Saved data entries
____________

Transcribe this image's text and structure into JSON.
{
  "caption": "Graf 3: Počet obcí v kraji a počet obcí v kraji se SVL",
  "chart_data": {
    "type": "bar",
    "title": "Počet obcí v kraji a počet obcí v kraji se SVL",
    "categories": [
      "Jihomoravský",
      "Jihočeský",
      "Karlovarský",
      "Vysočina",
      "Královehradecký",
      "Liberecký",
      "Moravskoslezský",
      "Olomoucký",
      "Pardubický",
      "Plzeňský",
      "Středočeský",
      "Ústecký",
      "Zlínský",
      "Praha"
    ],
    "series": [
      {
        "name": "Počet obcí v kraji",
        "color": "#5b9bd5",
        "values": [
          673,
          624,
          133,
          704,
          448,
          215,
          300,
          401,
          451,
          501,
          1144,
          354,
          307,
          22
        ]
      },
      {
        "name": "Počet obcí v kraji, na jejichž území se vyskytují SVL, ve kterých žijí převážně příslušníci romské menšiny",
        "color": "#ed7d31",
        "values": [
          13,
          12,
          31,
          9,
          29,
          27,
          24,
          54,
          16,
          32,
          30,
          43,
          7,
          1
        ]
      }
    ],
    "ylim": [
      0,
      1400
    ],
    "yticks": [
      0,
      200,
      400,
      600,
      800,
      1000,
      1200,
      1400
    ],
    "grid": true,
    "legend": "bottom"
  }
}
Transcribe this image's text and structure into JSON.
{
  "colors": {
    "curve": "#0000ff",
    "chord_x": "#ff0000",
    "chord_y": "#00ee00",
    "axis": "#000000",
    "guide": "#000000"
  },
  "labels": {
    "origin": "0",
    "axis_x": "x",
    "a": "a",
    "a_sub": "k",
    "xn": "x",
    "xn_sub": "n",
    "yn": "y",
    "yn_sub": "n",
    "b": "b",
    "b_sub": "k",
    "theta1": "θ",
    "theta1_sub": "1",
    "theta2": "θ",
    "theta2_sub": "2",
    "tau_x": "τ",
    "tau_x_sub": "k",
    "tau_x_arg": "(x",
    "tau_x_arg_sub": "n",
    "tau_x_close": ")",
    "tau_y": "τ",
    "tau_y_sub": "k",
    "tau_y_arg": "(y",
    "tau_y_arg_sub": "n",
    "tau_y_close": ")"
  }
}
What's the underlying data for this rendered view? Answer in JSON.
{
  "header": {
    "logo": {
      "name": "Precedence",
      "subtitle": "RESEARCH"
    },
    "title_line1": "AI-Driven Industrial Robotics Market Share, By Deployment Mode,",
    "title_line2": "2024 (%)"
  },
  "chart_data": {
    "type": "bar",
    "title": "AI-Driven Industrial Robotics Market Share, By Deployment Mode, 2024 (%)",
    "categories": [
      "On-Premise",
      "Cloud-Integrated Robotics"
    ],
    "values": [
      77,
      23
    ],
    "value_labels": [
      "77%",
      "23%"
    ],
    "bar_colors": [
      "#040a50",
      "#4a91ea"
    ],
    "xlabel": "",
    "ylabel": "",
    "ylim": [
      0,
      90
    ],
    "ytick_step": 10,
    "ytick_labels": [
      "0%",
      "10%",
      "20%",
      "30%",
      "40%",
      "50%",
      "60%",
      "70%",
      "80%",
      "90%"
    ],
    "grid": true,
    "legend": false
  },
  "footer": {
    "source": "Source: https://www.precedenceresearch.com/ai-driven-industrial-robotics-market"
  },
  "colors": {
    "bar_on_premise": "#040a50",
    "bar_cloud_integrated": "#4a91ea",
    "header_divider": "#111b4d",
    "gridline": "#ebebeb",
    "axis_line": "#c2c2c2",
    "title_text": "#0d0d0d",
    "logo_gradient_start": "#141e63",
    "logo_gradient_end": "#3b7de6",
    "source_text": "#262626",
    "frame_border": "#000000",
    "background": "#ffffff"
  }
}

____________

**What is required**
Produce an exact repeat of the lines from the one containing "What's the underlying" through the last line of the data, and nothing more.

**Worked solution**
What's the underlying data for this rendered view? Answer in JSON.
{
  "header": {
    "logo": {
      "name": "Precedence",
      "subtitle": "RESEARCH"
    },
    "title_line1": "AI-Driven Industrial Robotics Market Share, By Deployment Mode,",
    "title_line2": "2024 (%)"
  },
  "chart_data": {
    "type": "bar",
    "title": "AI-Driven Industrial Robotics Market Share, By Deployment Mode, 2024 (%)",
    "categories": [
      "On-Premise",
      "Cloud-Integrated Robotics"
    ],
    "values": [
      77,
      23
    ],
    "value_labels": [
      "77%",
      "23%"
    ],
    "bar_colors": [
      "#040a50",
      "#4a91ea"
    ],
    "xlabel": "",
    "ylabel": "",
    "ylim": [
      0,
      90
    ],
    "ytick_step": 10,
    "ytick_labels": [
      "0%",
      "10%",
      "20%",
      "30%",
      "40%",
      "50%",
      "60%",
      "70%",
      "80%",
      "90%"
    ],
    "grid": true,
    "legend": false
  },
  "footer": {
    "source": "Source: https://www.precedenceresearch.com/ai-driven-industrial-robotics-market"
  },
  "colors": {
    "bar_on_premise": "#040a50",
    "bar_cloud_integrated": "#4a91ea",
    "header_divider": "#111b4d",
    "gridline": "#ebebeb",
    "axis_line": "#c2c2c2",
    "title_text": "#0d0d0d",
    "logo_gradient_start": "#141e63",
    "logo_gradient_end": "#3b7de6",
    "source_text": "#262626",
    "frame_border": "#000000",
    "background": "#ffffff"
  }
}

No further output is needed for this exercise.